WORK TO BE COMPLETED — Check every line of the material below for the string "trapezoidal", and return the ones that have it.
-- begin DATA ENTRIES --
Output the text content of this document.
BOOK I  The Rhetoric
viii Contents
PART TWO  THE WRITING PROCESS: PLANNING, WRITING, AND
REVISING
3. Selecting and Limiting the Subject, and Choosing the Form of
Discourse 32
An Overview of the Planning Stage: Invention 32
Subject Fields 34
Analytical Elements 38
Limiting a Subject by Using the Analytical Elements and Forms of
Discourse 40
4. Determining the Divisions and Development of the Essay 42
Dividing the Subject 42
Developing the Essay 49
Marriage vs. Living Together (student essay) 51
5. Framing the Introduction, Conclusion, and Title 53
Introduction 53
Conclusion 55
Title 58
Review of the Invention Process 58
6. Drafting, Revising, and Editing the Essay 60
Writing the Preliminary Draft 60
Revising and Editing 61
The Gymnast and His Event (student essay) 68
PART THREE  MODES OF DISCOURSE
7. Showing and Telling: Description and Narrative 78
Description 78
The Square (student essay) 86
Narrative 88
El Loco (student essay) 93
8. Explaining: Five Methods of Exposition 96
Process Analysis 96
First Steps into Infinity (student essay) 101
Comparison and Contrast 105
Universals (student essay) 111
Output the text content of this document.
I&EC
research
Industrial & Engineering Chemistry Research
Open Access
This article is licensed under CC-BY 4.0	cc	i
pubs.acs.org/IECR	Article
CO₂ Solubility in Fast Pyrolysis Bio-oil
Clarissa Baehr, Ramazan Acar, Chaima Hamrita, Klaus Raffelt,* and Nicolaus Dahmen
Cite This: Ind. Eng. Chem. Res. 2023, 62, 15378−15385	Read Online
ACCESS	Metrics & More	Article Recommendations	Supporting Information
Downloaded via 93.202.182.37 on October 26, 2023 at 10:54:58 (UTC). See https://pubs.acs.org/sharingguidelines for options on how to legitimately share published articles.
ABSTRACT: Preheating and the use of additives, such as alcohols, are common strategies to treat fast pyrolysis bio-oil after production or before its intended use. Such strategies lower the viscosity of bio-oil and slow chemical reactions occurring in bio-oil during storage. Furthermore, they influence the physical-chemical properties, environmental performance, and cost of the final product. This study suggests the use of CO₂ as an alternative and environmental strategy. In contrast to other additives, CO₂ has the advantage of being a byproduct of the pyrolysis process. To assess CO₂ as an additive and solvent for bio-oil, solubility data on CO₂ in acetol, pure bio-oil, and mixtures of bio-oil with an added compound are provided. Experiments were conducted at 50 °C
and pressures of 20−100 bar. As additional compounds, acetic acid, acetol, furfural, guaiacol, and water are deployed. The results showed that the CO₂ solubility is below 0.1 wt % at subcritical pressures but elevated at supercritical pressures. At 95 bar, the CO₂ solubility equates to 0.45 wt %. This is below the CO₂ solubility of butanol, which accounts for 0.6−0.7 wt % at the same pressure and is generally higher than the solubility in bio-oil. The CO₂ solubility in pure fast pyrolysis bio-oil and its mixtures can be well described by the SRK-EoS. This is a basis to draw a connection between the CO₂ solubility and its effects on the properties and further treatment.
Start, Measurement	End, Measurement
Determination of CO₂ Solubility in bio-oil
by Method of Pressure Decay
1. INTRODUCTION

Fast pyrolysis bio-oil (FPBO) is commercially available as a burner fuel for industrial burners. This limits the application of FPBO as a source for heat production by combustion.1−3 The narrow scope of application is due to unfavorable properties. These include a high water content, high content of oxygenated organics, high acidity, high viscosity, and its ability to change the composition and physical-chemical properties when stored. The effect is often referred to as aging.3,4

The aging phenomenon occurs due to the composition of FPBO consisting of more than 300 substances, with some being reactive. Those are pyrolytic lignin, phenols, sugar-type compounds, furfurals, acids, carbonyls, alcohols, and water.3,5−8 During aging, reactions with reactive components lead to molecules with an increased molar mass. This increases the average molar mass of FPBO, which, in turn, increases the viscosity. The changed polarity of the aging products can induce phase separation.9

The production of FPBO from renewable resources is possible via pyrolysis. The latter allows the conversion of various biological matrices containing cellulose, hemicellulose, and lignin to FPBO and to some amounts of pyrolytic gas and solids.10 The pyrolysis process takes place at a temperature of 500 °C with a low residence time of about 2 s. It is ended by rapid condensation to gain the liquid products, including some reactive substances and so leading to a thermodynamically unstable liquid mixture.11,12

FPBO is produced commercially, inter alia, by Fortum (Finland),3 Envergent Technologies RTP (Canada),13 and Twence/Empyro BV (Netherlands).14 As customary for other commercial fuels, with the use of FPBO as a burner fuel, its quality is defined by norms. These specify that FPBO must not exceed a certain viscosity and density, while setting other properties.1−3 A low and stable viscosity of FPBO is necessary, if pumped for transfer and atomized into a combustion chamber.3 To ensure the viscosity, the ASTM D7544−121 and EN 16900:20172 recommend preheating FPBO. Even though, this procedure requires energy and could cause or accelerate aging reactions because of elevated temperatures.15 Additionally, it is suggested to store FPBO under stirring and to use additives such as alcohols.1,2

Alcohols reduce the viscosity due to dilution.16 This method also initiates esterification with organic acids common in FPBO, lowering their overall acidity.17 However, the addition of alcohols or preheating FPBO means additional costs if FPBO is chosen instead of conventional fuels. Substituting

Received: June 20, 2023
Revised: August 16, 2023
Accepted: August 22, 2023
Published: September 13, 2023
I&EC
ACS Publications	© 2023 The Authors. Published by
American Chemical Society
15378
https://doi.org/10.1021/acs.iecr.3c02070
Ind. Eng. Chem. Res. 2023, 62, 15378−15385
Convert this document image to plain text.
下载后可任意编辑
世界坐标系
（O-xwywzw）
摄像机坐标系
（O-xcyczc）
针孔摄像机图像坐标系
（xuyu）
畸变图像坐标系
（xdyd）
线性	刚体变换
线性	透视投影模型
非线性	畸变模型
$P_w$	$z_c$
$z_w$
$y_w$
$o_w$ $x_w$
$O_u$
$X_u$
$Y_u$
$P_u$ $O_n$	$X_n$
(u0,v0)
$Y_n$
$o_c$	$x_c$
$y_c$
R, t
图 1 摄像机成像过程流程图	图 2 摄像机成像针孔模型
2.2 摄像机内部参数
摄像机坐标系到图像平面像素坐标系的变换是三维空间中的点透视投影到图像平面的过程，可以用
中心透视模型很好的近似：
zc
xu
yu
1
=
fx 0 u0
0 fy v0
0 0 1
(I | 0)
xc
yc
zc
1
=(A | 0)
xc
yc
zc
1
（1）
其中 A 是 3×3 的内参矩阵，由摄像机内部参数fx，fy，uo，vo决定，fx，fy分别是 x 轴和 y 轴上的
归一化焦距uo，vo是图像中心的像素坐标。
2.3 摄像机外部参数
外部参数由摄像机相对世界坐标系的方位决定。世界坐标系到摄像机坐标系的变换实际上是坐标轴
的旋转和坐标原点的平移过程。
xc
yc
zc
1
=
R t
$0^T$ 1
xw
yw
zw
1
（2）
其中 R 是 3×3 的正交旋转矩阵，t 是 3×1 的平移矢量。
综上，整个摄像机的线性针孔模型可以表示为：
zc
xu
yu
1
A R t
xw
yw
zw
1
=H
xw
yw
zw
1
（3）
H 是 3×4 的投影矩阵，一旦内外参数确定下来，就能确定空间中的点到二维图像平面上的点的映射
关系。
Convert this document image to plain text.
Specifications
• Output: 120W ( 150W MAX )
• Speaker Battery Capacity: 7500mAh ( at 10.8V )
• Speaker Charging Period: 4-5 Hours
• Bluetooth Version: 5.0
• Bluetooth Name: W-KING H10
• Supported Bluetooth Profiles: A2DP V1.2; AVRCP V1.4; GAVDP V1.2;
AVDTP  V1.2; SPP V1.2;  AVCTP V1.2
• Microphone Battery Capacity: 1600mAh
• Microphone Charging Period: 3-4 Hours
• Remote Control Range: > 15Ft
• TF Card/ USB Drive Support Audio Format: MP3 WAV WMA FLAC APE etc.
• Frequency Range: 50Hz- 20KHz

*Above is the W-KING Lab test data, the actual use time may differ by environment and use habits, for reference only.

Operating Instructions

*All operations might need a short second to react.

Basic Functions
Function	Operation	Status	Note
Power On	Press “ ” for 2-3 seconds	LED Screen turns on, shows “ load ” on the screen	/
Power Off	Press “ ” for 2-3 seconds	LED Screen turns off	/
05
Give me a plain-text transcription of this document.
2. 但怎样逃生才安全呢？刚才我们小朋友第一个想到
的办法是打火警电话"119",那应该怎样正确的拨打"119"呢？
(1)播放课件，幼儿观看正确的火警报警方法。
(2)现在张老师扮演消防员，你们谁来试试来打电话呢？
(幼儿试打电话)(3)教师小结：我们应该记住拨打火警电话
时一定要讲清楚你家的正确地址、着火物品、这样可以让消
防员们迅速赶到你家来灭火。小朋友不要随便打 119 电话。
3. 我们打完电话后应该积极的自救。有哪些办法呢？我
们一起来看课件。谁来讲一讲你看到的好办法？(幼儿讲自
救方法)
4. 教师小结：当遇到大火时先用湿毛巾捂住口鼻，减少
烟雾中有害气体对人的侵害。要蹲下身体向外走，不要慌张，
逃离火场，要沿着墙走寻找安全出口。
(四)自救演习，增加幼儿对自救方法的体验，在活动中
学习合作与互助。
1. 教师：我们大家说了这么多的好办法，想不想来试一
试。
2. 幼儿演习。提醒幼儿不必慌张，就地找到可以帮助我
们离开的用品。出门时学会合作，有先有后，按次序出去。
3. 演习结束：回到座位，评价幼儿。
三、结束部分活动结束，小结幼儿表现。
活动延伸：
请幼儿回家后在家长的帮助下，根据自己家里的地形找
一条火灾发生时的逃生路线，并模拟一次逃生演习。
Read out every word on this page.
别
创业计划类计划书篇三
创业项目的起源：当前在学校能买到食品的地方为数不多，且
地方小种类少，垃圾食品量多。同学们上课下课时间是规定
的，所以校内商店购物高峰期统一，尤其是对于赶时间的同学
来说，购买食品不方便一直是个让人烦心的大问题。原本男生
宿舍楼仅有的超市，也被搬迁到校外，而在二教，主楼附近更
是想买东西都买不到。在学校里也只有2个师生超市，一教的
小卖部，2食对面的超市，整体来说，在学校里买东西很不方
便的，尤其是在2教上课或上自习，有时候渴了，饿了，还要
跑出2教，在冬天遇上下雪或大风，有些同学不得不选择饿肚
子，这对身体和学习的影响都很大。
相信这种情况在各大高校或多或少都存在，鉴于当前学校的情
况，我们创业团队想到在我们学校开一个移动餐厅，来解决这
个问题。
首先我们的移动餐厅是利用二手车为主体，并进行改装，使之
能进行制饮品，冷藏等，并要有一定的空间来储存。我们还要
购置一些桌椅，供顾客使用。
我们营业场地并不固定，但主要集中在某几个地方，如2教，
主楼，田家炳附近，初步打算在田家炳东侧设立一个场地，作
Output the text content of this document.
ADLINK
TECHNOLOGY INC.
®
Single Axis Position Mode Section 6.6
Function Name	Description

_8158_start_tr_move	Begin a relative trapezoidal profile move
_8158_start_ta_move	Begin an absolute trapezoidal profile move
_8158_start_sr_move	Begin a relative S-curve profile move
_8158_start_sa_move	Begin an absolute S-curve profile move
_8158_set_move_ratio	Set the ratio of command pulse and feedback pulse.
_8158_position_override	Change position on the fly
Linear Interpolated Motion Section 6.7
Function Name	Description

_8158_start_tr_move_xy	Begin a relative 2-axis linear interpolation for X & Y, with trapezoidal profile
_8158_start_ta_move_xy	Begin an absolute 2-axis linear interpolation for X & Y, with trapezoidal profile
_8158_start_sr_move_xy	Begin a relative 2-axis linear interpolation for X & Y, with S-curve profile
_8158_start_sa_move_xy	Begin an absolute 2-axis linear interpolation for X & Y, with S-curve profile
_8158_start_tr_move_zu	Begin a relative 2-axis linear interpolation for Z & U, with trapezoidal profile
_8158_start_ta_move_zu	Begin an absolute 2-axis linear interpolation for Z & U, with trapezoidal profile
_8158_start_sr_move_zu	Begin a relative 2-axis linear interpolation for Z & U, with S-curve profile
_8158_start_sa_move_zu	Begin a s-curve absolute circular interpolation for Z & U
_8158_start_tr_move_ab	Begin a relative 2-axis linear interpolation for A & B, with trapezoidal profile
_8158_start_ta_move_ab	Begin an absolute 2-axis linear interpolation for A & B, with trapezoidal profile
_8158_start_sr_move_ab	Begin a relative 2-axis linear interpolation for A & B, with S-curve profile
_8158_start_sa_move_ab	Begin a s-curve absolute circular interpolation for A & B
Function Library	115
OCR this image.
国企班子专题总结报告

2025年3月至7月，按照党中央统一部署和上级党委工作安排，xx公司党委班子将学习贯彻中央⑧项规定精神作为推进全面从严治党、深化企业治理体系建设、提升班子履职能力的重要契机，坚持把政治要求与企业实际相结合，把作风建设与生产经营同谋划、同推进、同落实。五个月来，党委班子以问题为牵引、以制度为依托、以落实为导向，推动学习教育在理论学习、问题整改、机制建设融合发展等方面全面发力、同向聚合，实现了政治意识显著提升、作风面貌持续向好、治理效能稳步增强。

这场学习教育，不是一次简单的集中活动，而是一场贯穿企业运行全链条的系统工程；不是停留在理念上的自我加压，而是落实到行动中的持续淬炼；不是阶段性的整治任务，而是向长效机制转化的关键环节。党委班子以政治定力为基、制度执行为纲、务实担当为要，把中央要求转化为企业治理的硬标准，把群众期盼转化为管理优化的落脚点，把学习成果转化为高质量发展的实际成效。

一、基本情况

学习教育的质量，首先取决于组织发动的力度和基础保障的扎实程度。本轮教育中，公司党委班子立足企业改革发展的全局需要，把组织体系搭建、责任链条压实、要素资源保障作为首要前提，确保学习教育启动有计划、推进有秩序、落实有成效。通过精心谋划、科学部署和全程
-- end DATA ENTRIES --
REPLY —
_8158_start_tr_move	Begin a relative trapezoidal profile move
_8158_start_ta_move	Begin an absolute trapezoidal profile move
_8158_start_tr_move_xy	Begin a relative 2-axis linear interpolation for X & Y, with trapezoidal profile
_8158_start_ta_move_xy	Begin an absolute 2-axis linear interpolation for X & Y, with trapezoidal profile
_8158_start_tr_move_zu	Begin a relative 2-axis linear interpolation for Z & U, with trapezoidal profile
_8158_start_ta_move_zu	Begin an absolute 2-axis linear interpolation for Z & U, with trapezoidal profile
_8158_start_tr_move_ab	Begin a relative 2-axis linear interpolation for A & B, with trapezoidal profile
_8158_start_ta_move_ab	Begin an absolute 2-axis linear interpolation for A & B, with trapezoidal profile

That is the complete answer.